- **RECORDS SHOWN**:
** Start **

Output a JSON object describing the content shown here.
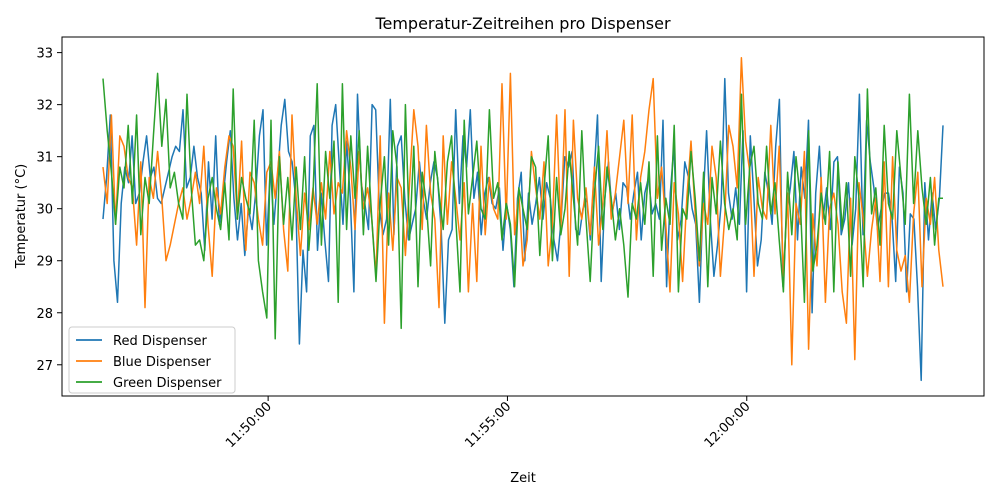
{
  "chart_data": {
    "type": "line",
    "title": "Temperatur-Zeitreihen pro Dispenser",
    "xlabel": "Zeit",
    "ylabel": "Temperatur (°C)",
    "x_range": [
      "11:46:33",
      "12:04:06"
    ],
    "ylim": [
      26.4,
      33.3
    ],
    "x_ticks": [
      "11:50:00",
      "11:55:00",
      "12:00:00"
    ],
    "y_ticks": [
      27,
      28,
      29,
      30,
      31,
      32,
      33
    ],
    "grid": false,
    "legend_position": "lower-left",
    "series": [
      {
        "name": "Red Dispenser",
        "color": "#1f77b4",
        "values": [
          29.8,
          30.6,
          31.8,
          29.0,
          28.2,
          30.1,
          30.8,
          30.5,
          31.4,
          30.1,
          30.3,
          30.9,
          31.4,
          30.6,
          30.8,
          30.2,
          30.1,
          30.4,
          30.7,
          31.0,
          31.2,
          31.1,
          31.9,
          30.4,
          30.6,
          31.2,
          30.6,
          30.3,
          29.2,
          30.9,
          29.8,
          31.4,
          29.7,
          30.2,
          30.9,
          31.5,
          30.2,
          29.4,
          30.1,
          29.1,
          30.0,
          29.6,
          30.3,
          31.4,
          31.9,
          29.3,
          30.8,
          29.7,
          30.6,
          31.6,
          32.1,
          31.1,
          30.9,
          30.2,
          27.4,
          29.2,
          28.4,
          31.4,
          31.6,
          29.2,
          30.3,
          29.4,
          28.6,
          31.6,
          32.0,
          30.8,
          29.7,
          31.3,
          30.2,
          28.4,
          32.2,
          30.5,
          30.1,
          29.6,
          32.0,
          31.9,
          30.0,
          29.5,
          29.8,
          32.1,
          29.5,
          31.2,
          31.4,
          30.2,
          29.4,
          29.7,
          30.0,
          30.9,
          30.2,
          29.8,
          30.5,
          30.9,
          30.6,
          29.6,
          27.8,
          29.4,
          29.6,
          31.9,
          30.1,
          31.4,
          30.8,
          31.9,
          30.2,
          30.7,
          29.5,
          30.3,
          30.6,
          30.1,
          30.0,
          30.4,
          29.2,
          30.1,
          29.6,
          28.5,
          30.2,
          30.7,
          29.0,
          30.3,
          29.7,
          30.1,
          30.6,
          29.8,
          30.5,
          30.2,
          29.4,
          29.0,
          29.8,
          31.0,
          30.8,
          31.1,
          29.6,
          29.5,
          30.0,
          30.2,
          29.4,
          30.6,
          31.8,
          28.6,
          30.2,
          30.9,
          29.9,
          30.3,
          29.6,
          30.5,
          30.4,
          29.8,
          30.3,
          30.7,
          29.4,
          30.3,
          30.6,
          29.9,
          30.1,
          29.8,
          31.7,
          28.5,
          30.3,
          31.2,
          29.4,
          29.8,
          30.9,
          30.6,
          30.0,
          29.7,
          28.2,
          30.1,
          31.5,
          29.8,
          28.7,
          29.3,
          30.1,
          32.5,
          30.3,
          29.8,
          30.4,
          29.7,
          31.5,
          28.4,
          31.4,
          30.2,
          28.9,
          29.4,
          30.7,
          30.3,
          29.7,
          31.2,
          32.1,
          28.5,
          29.9,
          30.4,
          31.1,
          29.4,
          30.8,
          30.2,
          31.7,
          28.0,
          30.3,
          31.2,
          29.8,
          30.4,
          29.6,
          30.9,
          31.0,
          29.5,
          29.8,
          30.5,
          29.3,
          30.0,
          32.2,
          29.5,
          31.7,
          30.9,
          30.4,
          29.6,
          30.0,
          30.3,
          30.3,
          29.8,
          28.6,
          30.8,
          30.3,
          28.4,
          29.9,
          29.8,
          28.5,
          26.7,
          30.5,
          29.4,
          30.3,
          29.6,
          30.2,
          31.6
        ],
        "x_start": "11:46:33",
        "x_end": "12:04:06"
      },
      {
        "name": "Blue Dispenser",
        "color": "#ff7f0e",
        "values": [
          30.8,
          30.1,
          31.8,
          29.7,
          31.4,
          31.2,
          30.6,
          30.4,
          29.3,
          30.9,
          28.1,
          30.6,
          30.2,
          31.1,
          30.2,
          29.0,
          29.3,
          29.7,
          30.1,
          30.4,
          29.8,
          30.2,
          30.7,
          30.1,
          31.2,
          29.7,
          28.7,
          30.4,
          29.9,
          30.8,
          31.4,
          31.2,
          29.8,
          31.3,
          29.2,
          30.7,
          30.5,
          29.8,
          29.3,
          30.7,
          30.9,
          30.2,
          31.1,
          29.6,
          28.8,
          31.8,
          30.2,
          29.1,
          30.3,
          29.6,
          30.4,
          29.7,
          30.5,
          29.8,
          31.1,
          29.9,
          30.5,
          30.3,
          31.5,
          30.8,
          29.6,
          31.1,
          30.0,
          30.4,
          29.8,
          28.7,
          31.4,
          27.8,
          30.3,
          29.2,
          30.6,
          30.4,
          29.1,
          30.5,
          31.9,
          31.2,
          29.6,
          31.6,
          30.3,
          29.8,
          28.1,
          31.4,
          29.7,
          30.9,
          30.2,
          29.4,
          30.5,
          28.4,
          30.1,
          28.6,
          31.2,
          29.5,
          30.6,
          30.0,
          29.8,
          32.4,
          29.8,
          32.6,
          29.5,
          30.3,
          28.9,
          29.4,
          31.1,
          30.4,
          29.8,
          30.9,
          28.9,
          29.7,
          31.8,
          29.6,
          31.9,
          28.7,
          31.7,
          30.2,
          29.8,
          30.4,
          29.5,
          30.8,
          29.3,
          30.1,
          31.5,
          29.8,
          30.3,
          31.0,
          31.7,
          30.1,
          31.8,
          29.4,
          30.6,
          31.1,
          31.9,
          32.5,
          30.2,
          30.8,
          29.7,
          28.4,
          30.5,
          29.9,
          28.6,
          30.2,
          31.3,
          29.9,
          28.9,
          30.1,
          29.7,
          31.2,
          30.6,
          28.7,
          29.8,
          31.6,
          31.2,
          30.4,
          32.9,
          31.3,
          30.7,
          28.7,
          30.6,
          30.0,
          29.8,
          31.6,
          29.9,
          31.2,
          28.7,
          30.3,
          27.0,
          30.1,
          29.7,
          31.1,
          27.3,
          29.9,
          28.9,
          30.6,
          28.2,
          30.0,
          30.3,
          29.7,
          28.4,
          27.8,
          30.2,
          27.1,
          30.5,
          29.8,
          28.7,
          29.6,
          30.2,
          28.6,
          30.9,
          28.5,
          31.0,
          29.2,
          28.8,
          29.1,
          28.2,
          29.9,
          30.7,
          28.5,
          30.2,
          29.7,
          30.6,
          29.2,
          28.5
        ],
        "x_start": "11:46:33",
        "x_end": "12:04:06"
      },
      {
        "name": "Green Dispenser",
        "color": "#2ca02c",
        "values": [
          32.5,
          31.5,
          30.7,
          29.7,
          30.8,
          30.4,
          31.6,
          30.1,
          31.8,
          29.5,
          30.6,
          30.1,
          31.4,
          32.6,
          31.2,
          32.1,
          30.4,
          30.7,
          30.1,
          29.8,
          32.2,
          30.4,
          29.3,
          29.4,
          29.0,
          30.2,
          30.6,
          30.0,
          29.6,
          30.5,
          29.4,
          32.3,
          29.8,
          30.6,
          30.2,
          29.9,
          31.7,
          29.0,
          28.4,
          27.9,
          31.7,
          27.5,
          31.0,
          29.7,
          30.6,
          29.4,
          30.8,
          29.6,
          31.0,
          29.2,
          30.3,
          32.4,
          29.3,
          31.1,
          30.2,
          31.3,
          28.2,
          32.4,
          29.6,
          31.4,
          30.2,
          31.5,
          29.5,
          31.2,
          29.8,
          28.6,
          30.1,
          31.0,
          29.3,
          31.5,
          30.8,
          27.7,
          32.0,
          29.4,
          31.2,
          28.5,
          30.7,
          30.1,
          28.9,
          31.1,
          30.3,
          29.6,
          30.9,
          31.4,
          29.8,
          28.4,
          31.7,
          29.9,
          30.6,
          31.3,
          30.0,
          29.8,
          31.9,
          30.2,
          30.5,
          29.4,
          30.1,
          29.7,
          28.5,
          30.4,
          30.0,
          29.6,
          31.0,
          30.8,
          29.1,
          30.4,
          31.4,
          29.0,
          30.6,
          29.5,
          30.0,
          31.1,
          30.2,
          29.3,
          31.5,
          29.8,
          28.6,
          30.3,
          31.2,
          29.6,
          30.8,
          30.2,
          29.4,
          30.0,
          29.3,
          28.3,
          30.1,
          29.8,
          30.5,
          29.7,
          30.9,
          28.7,
          31.4,
          29.2,
          30.2,
          29.7,
          31.6,
          28.4,
          30.0,
          29.8,
          31.1,
          30.2,
          29.0,
          30.7,
          28.5,
          30.6,
          29.9,
          31.3,
          30.1,
          29.6,
          30.0,
          29.4,
          32.2,
          29.7,
          30.8,
          31.2,
          30.1,
          29.8,
          31.2,
          29.9,
          30.5,
          29.4,
          28.4,
          30.7,
          29.5,
          31.0,
          30.2,
          28.2,
          31.5,
          28.8,
          29.3,
          30.3,
          29.7,
          31.1,
          28.4,
          30.9,
          29.6,
          30.5,
          28.7,
          31.0,
          30.2,
          28.5,
          32.3,
          29.9,
          30.4,
          29.3,
          31.6,
          30.1,
          29.8,
          31.5,
          30.6,
          29.7,
          32.2,
          30.1,
          31.5,
          30.4,
          29.7,
          30.6,
          29.3,
          30.2,
          30.2
        ],
        "x_start": "11:46:33",
        "x_end": "12:04:06"
      }
    ]
  }
}
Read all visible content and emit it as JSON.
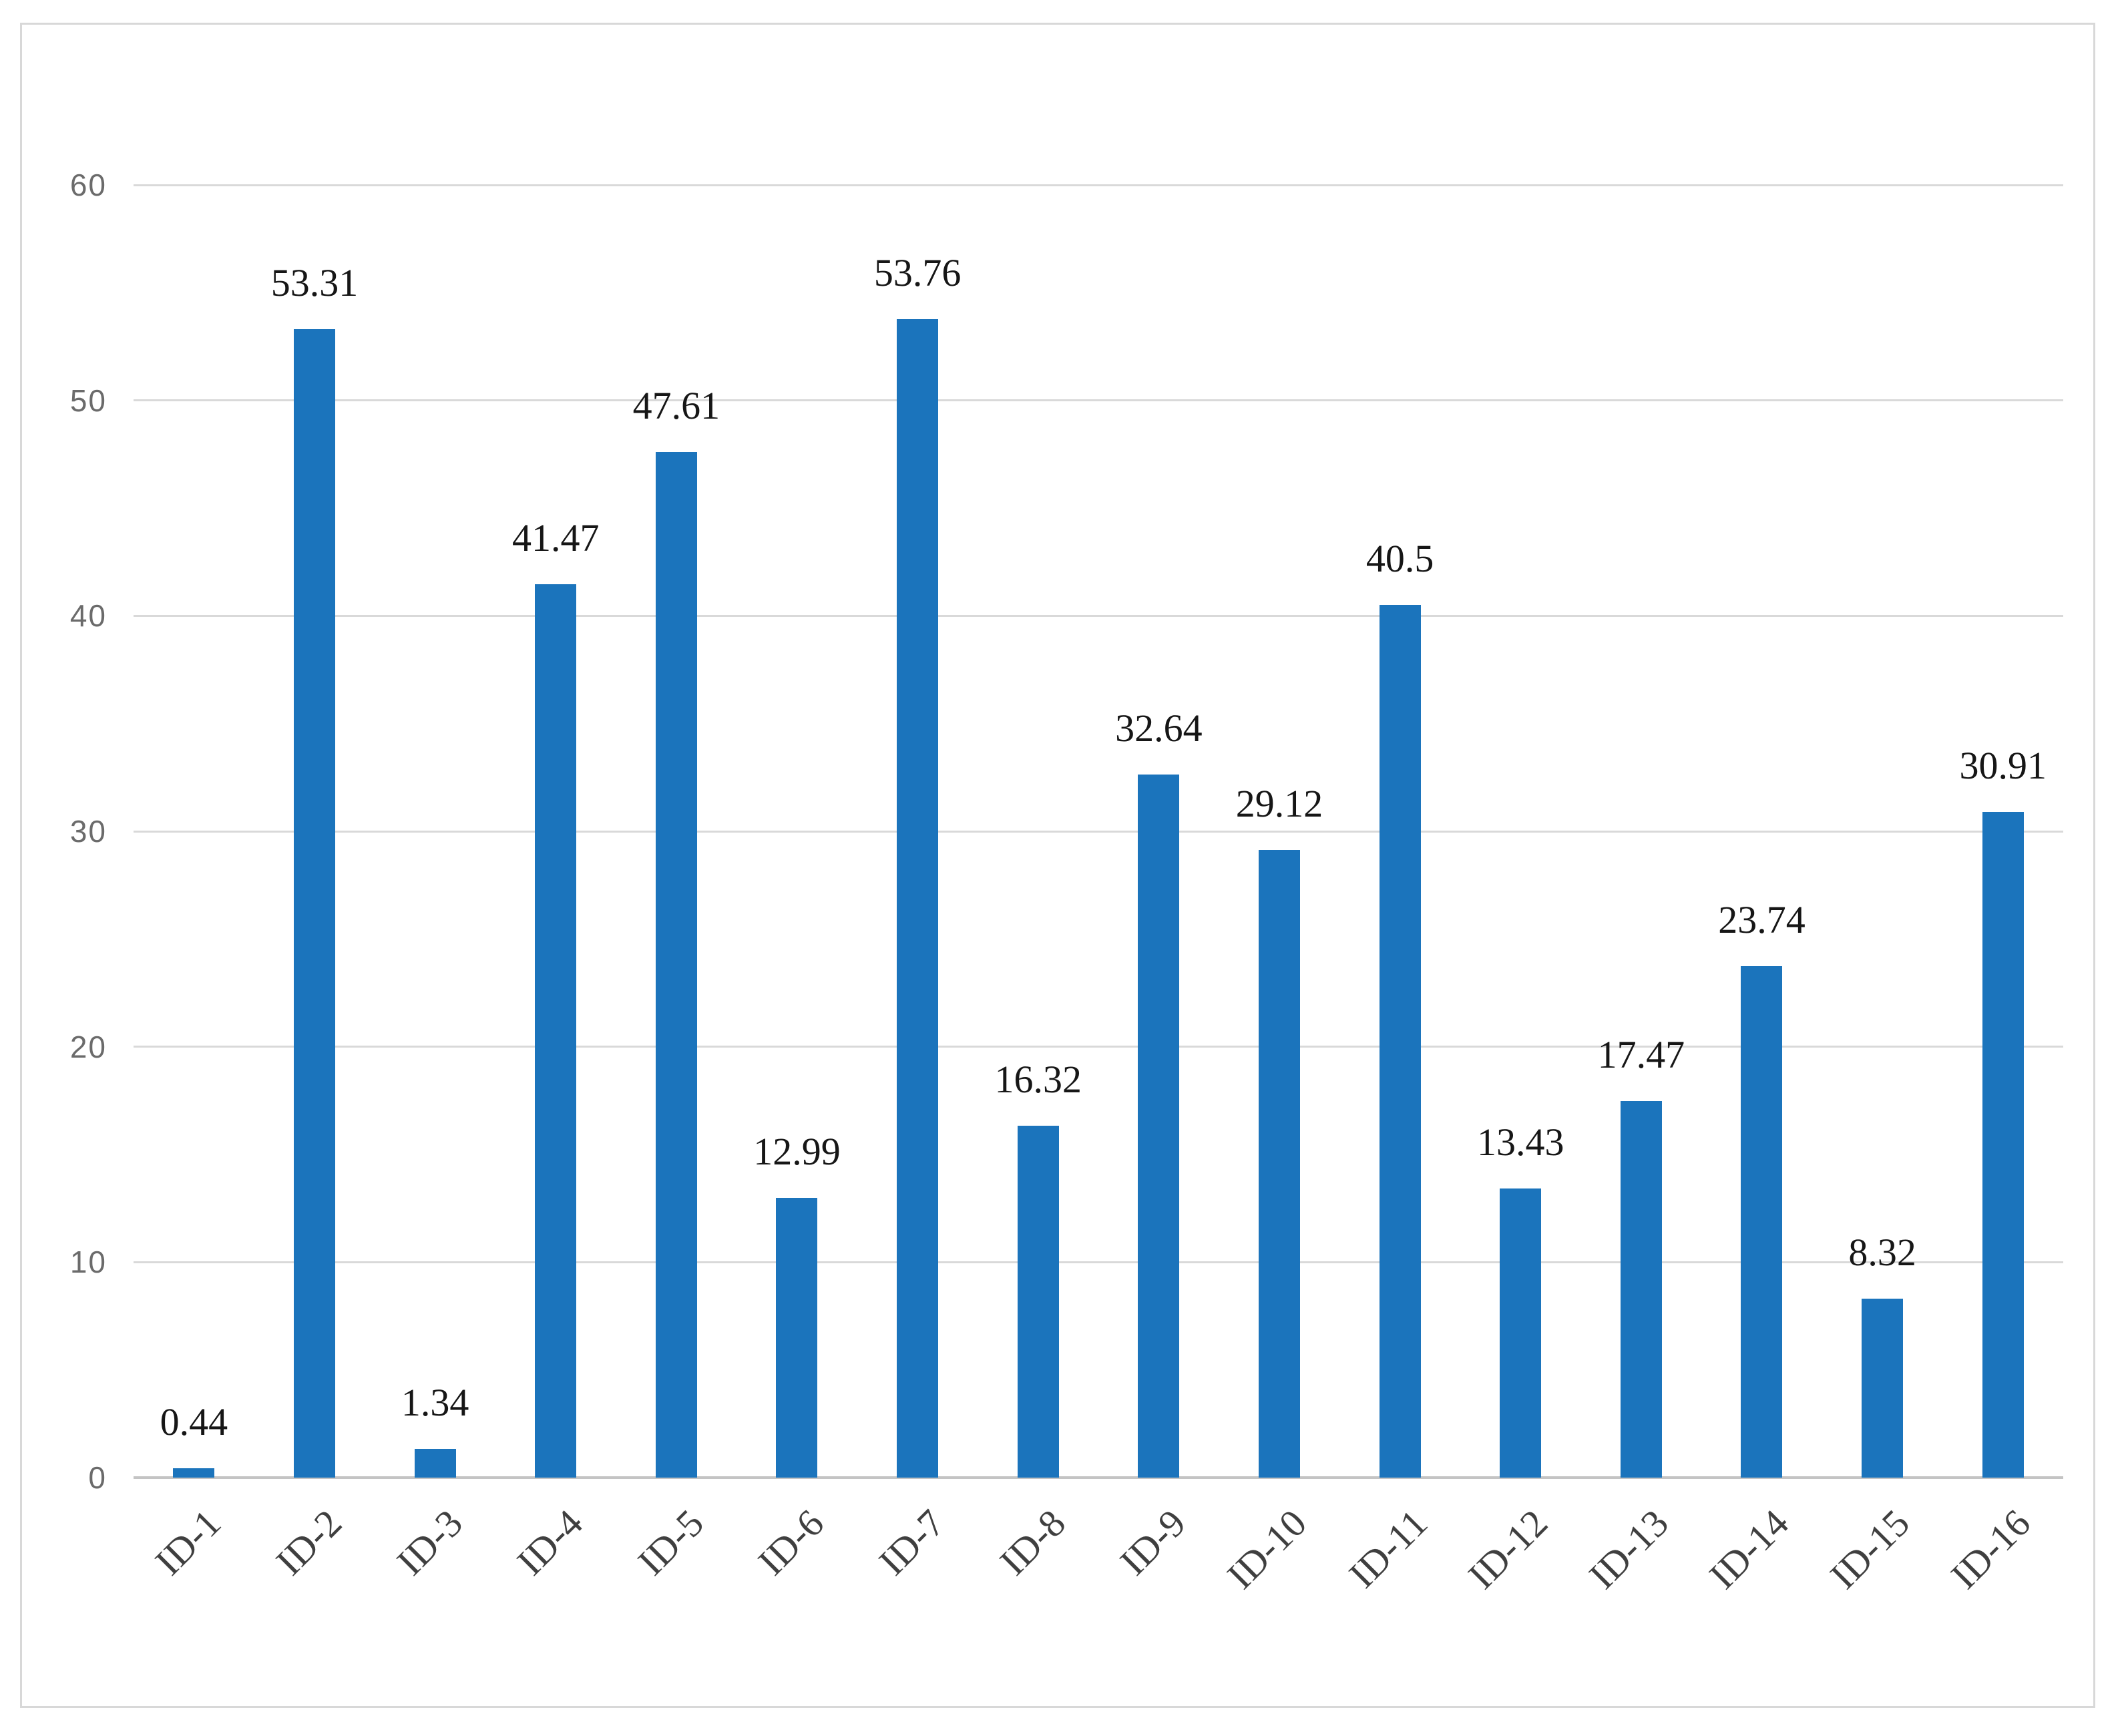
{
  "chart_data": {
    "type": "bar",
    "title": "",
    "xlabel": "",
    "ylabel": "",
    "categories": [
      "ID-1",
      "ID-2",
      "ID-3",
      "ID-4",
      "ID-5",
      "ID-6",
      "ID-7",
      "ID-8",
      "ID-9",
      "ID-10",
      "ID-11",
      "ID-12",
      "ID-13",
      "ID-14",
      "ID-15",
      "ID-16"
    ],
    "values": [
      0.44,
      53.31,
      1.34,
      41.47,
      47.61,
      12.99,
      53.76,
      16.32,
      32.64,
      29.12,
      40.5,
      13.43,
      17.47,
      23.74,
      8.32,
      30.91
    ],
    "value_labels": [
      "0.44",
      "53.31",
      "1.34",
      "41.47",
      "47.61",
      "12.99",
      "53.76",
      "16.32",
      "32.64",
      "29.12",
      "40.5",
      "13.43",
      "17.47",
      "23.74",
      "8.32",
      "30.91"
    ],
    "ylim": [
      0,
      60
    ],
    "y_ticks": [
      "0",
      "10",
      "20",
      "30",
      "40",
      "50",
      "60"
    ],
    "grid": "horizontal",
    "legend": "none",
    "colors": {
      "bar": "#1b74bc",
      "gridline": "#d9d9d9",
      "axis_line": "#c4c4c4",
      "y_tick_label": "#6b6b6b",
      "x_tick_label": "#3f3f3f",
      "value_label": "#161616",
      "frame_border": "#d8d8d8",
      "background": "#ffffff"
    }
  }
}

** End **

- **AIM OF THE TASK**: Go to the line containing "Read all visible content and emit it as JSON.", then write out word for word every line from there to the end of the listing. Keep both end lines and drop the pictures.

- **COMPLETED EXERCISE**:
Read all visible content and emit it as JSON.
{
  "chart_data": {
    "type": "bar",
    "title": "",
    "xlabel": "",
    "ylabel": "",
    "categories": [
      "ID-1",
      "ID-2",
      "ID-3",
      "ID-4",
      "ID-5",
      "ID-6",
      "ID-7",
      "ID-8",
      "ID-9",
      "ID-10",
      "ID-11",
      "ID-12",
      "ID-13",
      "ID-14",
      "ID-15",
      "ID-16"
    ],
    "values": [
      0.44,
      53.31,
      1.34,
      41.47,
      47.61,
      12.99,
      53.76,
      16.32,
      32.64,
      29.12,
      40.5,
      13.43,
      17.47,
      23.74,
      8.32,
      30.91
    ],
    "value_labels": [
      "0.44",
      "53.31",
      "1.34",
      "41.47",
      "47.61",
      "12.99",
      "53.76",
      "16.32",
      "32.64",
      "29.12",
      "40.5",
      "13.43",
      "17.47",
      "23.74",
      "8.32",
      "30.91"
    ],
    "ylim": [
      0,
      60
    ],
    "y_ticks": [
      "0",
      "10",
      "20",
      "30",
      "40",
      "50",
      "60"
    ],
    "grid": "horizontal",
    "legend": "none",
    "colors": {
      "bar": "#1b74bc",
      "gridline": "#d9d9d9",
      "axis_line": "#c4c4c4",
      "y_tick_label": "#6b6b6b",
      "x_tick_label": "#3f3f3f",
      "value_label": "#161616",
      "frame_border": "#d8d8d8",
      "background": "#ffffff"
    }
  }
}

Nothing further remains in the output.